◆ Data in this exercise
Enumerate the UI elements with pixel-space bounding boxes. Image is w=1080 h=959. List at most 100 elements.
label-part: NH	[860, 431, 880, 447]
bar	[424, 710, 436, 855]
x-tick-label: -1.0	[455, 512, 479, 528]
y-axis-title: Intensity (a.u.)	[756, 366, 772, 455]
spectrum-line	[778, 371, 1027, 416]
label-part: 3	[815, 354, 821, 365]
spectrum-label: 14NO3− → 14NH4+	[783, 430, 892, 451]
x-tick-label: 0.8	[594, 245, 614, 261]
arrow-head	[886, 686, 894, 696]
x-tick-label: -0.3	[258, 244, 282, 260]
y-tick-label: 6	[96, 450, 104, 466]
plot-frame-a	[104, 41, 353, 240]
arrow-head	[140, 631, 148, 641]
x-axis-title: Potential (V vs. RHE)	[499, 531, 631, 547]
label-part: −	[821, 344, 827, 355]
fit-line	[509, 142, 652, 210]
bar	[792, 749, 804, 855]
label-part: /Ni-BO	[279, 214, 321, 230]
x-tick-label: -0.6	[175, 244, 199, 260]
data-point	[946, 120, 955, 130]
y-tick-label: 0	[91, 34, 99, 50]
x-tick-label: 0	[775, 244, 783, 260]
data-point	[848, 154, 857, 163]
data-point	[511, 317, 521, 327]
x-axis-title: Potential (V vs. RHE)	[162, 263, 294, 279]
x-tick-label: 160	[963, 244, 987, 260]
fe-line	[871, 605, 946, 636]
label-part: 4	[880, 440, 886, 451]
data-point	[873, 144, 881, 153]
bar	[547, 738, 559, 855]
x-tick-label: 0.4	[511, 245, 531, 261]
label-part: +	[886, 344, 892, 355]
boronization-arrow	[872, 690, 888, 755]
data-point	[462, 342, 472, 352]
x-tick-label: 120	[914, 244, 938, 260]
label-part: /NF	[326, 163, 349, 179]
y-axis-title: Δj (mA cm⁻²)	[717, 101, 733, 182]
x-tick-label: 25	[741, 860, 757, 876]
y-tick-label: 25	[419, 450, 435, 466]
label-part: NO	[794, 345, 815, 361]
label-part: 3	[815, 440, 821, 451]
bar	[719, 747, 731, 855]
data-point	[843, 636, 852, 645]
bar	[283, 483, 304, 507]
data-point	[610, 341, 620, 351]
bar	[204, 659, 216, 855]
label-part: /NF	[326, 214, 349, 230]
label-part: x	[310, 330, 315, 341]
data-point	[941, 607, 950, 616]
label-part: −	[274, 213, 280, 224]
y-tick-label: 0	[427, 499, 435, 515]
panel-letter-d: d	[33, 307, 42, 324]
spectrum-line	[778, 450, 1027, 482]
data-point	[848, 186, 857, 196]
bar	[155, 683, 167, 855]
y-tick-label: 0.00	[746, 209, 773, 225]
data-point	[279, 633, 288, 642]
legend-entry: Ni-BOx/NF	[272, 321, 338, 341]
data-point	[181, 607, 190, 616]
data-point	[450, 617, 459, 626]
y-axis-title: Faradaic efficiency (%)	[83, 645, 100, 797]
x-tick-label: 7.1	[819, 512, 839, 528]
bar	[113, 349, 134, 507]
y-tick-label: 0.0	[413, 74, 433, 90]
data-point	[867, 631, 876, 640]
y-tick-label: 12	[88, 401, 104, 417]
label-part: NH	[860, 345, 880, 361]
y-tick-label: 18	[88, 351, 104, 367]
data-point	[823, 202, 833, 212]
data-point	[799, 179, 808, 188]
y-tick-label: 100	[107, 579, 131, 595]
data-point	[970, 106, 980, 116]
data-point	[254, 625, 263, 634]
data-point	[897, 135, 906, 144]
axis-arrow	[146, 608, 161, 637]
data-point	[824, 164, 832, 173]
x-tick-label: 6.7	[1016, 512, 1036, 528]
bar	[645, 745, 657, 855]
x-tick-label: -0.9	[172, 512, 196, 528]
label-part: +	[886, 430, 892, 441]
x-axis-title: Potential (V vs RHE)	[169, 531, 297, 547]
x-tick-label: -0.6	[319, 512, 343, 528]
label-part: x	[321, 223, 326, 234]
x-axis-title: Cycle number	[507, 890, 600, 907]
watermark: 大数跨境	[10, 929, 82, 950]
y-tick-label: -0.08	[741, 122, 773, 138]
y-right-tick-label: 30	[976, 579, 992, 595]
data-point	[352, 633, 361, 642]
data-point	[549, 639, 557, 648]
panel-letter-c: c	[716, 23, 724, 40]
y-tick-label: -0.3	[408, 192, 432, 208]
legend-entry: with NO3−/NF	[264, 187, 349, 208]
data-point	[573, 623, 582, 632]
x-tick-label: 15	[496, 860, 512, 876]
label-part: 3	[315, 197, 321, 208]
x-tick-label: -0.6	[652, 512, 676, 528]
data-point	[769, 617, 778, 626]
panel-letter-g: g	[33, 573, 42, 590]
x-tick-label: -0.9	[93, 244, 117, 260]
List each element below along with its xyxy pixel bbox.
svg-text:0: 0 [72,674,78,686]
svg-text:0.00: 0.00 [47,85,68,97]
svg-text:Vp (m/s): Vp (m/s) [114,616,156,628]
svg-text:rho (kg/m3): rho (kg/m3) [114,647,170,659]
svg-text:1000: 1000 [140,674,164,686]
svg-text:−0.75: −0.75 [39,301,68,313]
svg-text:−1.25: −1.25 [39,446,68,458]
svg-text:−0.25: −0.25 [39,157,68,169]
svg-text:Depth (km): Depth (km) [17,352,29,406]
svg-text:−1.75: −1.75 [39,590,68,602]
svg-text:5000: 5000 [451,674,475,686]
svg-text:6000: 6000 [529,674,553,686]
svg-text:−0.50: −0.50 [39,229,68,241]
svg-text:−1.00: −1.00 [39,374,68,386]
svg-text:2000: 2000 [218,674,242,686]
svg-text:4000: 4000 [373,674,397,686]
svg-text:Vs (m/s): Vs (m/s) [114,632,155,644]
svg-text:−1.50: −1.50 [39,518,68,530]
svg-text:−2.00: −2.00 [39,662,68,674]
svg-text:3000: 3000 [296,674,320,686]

◆ Task
Copy out all of the lines above without changing anything in them.

◆ Answer to the problem
Enumerate the UI elements with pixel-space bounding boxes. Image is w=1080 h=959. List at most 100 elements.
label-part: NH	[860, 431, 880, 447]
bar	[424, 710, 436, 855]
x-tick-label: -1.0	[455, 512, 479, 528]
y-axis-title: Intensity (a.u.)	[756, 366, 772, 455]
spectrum-line	[778, 371, 1027, 416]
label-part: 3	[815, 354, 821, 365]
spectrum-label: 14NO3− → 14NH4+	[783, 430, 892, 451]
x-tick-label: 0.8	[594, 245, 614, 261]
arrow-head	[886, 686, 894, 696]
x-tick-label: -0.3	[258, 244, 282, 260]
y-tick-label: 6	[96, 450, 104, 466]
plot-frame-a	[104, 41, 353, 240]
arrow-head	[140, 631, 148, 641]
x-axis-title: Potential (V vs. RHE)	[499, 531, 631, 547]
label-part: −	[821, 344, 827, 355]
fit-line	[509, 142, 652, 210]
bar	[792, 749, 804, 855]
label-part: /Ni-BO	[279, 214, 321, 230]
x-tick-label: -0.6	[175, 244, 199, 260]
data-point	[946, 120, 955, 130]
y-tick-label: 0	[91, 34, 99, 50]
x-tick-label: 0	[775, 244, 783, 260]
data-point	[848, 154, 857, 163]
data-point	[511, 317, 521, 327]
x-axis-title: Potential (V vs. RHE)	[162, 263, 294, 279]
x-tick-label: 160	[963, 244, 987, 260]
fe-line	[871, 605, 946, 636]
label-part: 4	[880, 440, 886, 451]
data-point	[873, 144, 881, 153]
bar	[547, 738, 559, 855]
x-tick-label: 0.4	[511, 245, 531, 261]
label-part: +	[886, 344, 892, 355]
boronization-arrow	[872, 690, 888, 755]
data-point	[462, 342, 472, 352]
x-tick-label: 120	[914, 244, 938, 260]
label-part: /NF	[326, 163, 349, 179]
y-axis-title: Δj (mA cm⁻²)	[717, 101, 733, 182]
x-tick-label: 25	[741, 860, 757, 876]
y-tick-label: 25	[419, 450, 435, 466]
label-part: NO	[794, 345, 815, 361]
label-part: 3	[815, 440, 821, 451]
bar	[719, 747, 731, 855]
data-point	[843, 636, 852, 645]
bar	[283, 483, 304, 507]
data-point	[610, 341, 620, 351]
bar	[204, 659, 216, 855]
label-part: /NF	[326, 214, 349, 230]
label-part: x	[310, 330, 315, 341]
data-point	[941, 607, 950, 616]
label-part: −	[274, 213, 280, 224]
y-tick-label: 0	[427, 499, 435, 515]
panel-letter-d: d	[33, 307, 42, 324]
spectrum-line	[778, 450, 1027, 482]
data-point	[848, 186, 857, 196]
bar	[155, 683, 167, 855]
y-tick-label: 0.00	[746, 209, 773, 225]
data-point	[279, 633, 288, 642]
legend-entry: Ni-BOx/NF	[272, 321, 338, 341]
data-point	[181, 607, 190, 616]
data-point	[450, 617, 459, 626]
y-axis-title: Faradaic efficiency (%)	[83, 645, 100, 797]
x-tick-label: 7.1	[819, 512, 839, 528]
bar	[113, 349, 134, 507]
y-tick-label: 0.0	[413, 74, 433, 90]
data-point	[867, 631, 876, 640]
y-tick-label: 12	[88, 401, 104, 417]
label-part: NH	[860, 345, 880, 361]
y-tick-label: 18	[88, 351, 104, 367]
data-point	[823, 202, 833, 212]
data-point	[799, 179, 808, 188]
y-tick-label: 100	[107, 579, 131, 595]
data-point	[970, 106, 980, 116]
data-point	[254, 625, 263, 634]
data-point	[897, 135, 906, 144]
axis-arrow	[146, 608, 161, 637]
data-point	[824, 164, 832, 173]
x-tick-label: 6.7	[1016, 512, 1036, 528]
bar	[645, 745, 657, 855]
x-tick-label: -0.9	[172, 512, 196, 528]
label-part: +	[886, 430, 892, 441]
x-axis-title: Potential (V vs RHE)	[169, 531, 297, 547]
x-tick-label: -0.6	[319, 512, 343, 528]
label-part: x	[321, 223, 326, 234]
x-axis-title: Cycle number	[507, 890, 600, 907]
watermark: 大数跨境	[10, 929, 82, 950]
y-tick-label: -0.08	[741, 122, 773, 138]
y-right-tick-label: 30	[976, 579, 992, 595]
data-point	[352, 633, 361, 642]
data-point	[549, 639, 557, 648]
panel-letter-c: c	[716, 23, 724, 40]
y-tick-label: -0.3	[408, 192, 432, 208]
legend-entry: with NO3−/NF	[264, 187, 349, 208]
data-point	[573, 623, 582, 632]
x-tick-label: 15	[496, 860, 512, 876]
label-part: 3	[315, 197, 321, 208]
x-tick-label: -0.6	[652, 512, 676, 528]
data-point	[769, 617, 778, 626]
panel-letter-g: g	[33, 573, 42, 590]
x-tick-label: -0.9	[93, 244, 117, 260]
List each element below along with its xyxy pixel bbox.
svg-text:0: 0 [72,674,78,686]
svg-text:0.00: 0.00 [47,85,68,97]
svg-text:Vp (m/s): Vp (m/s) [114,616,156,628]
svg-text:rho (kg/m3): rho (kg/m3) [114,647,170,659]
svg-text:1000: 1000 [140,674,164,686]
svg-text:−0.75: −0.75 [39,301,68,313]
svg-text:−1.25: −1.25 [39,446,68,458]
svg-text:−0.25: −0.25 [39,157,68,169]
svg-text:Depth (km): Depth (km) [17,352,29,406]
svg-text:−1.75: −1.75 [39,590,68,602]
svg-text:5000: 5000 [451,674,475,686]
svg-text:6000: 6000 [529,674,553,686]
svg-text:−0.50: −0.50 [39,229,68,241]
svg-text:−1.00: −1.00 [39,374,68,386]
svg-text:2000: 2000 [218,674,242,686]
svg-text:4000: 4000 [373,674,397,686]
svg-text:Vs (m/s): Vs (m/s) [114,632,155,644]
svg-text:−1.50: −1.50 [39,518,68,530]
svg-text:−2.00: −2.00 [39,662,68,674]
svg-text:3000: 3000 [296,674,320,686]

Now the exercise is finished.